Entries
----
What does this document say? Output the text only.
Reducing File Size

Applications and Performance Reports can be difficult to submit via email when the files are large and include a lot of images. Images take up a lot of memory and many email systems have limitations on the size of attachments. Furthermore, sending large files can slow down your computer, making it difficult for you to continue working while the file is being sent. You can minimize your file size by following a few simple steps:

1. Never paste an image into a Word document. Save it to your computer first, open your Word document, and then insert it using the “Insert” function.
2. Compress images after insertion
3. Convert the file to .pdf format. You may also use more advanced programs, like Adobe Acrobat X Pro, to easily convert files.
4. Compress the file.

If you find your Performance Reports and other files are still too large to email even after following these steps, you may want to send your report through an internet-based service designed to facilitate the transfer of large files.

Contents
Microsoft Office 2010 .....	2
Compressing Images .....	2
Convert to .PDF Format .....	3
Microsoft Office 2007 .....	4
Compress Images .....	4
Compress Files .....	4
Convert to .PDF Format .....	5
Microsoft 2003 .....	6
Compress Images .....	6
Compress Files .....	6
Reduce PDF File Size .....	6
----
Quote every line of the data, word for word.

What does this document say? Output the text only.
Reducing File Size

Applications and Performance Reports can be difficult to submit via email when the files are large and include a lot of images. Images take up a lot of memory and many email systems have limitations on the size of attachments. Furthermore, sending large files can slow down your computer, making it difficult for you to continue working while the file is being sent. You can minimize your file size by following a few simple steps:

1. Never paste an image into a Word document. Save it to your computer first, open your Word document, and then insert it using the “Insert” function.
2. Compress images after insertion
3. Convert the file to .pdf format. You may also use more advanced programs, like Adobe Acrobat X Pro, to easily convert files.
4. Compress the file.

If you find your Performance Reports and other files are still too large to email even after following these steps, you may want to send your report through an internet-based service designed to facilitate the transfer of large files.

Contents
Microsoft Office 2010 .....	2
Compressing Images .....	2
Convert to .PDF Format .....	3
Microsoft Office 2007 .....	4
Compress Images .....	4
Compress Files .....	4
Convert to .PDF Format .....	5
Microsoft 2003 .....	6
Compress Images .....	6
Compress Files .....	6
Reduce PDF File Size .....	6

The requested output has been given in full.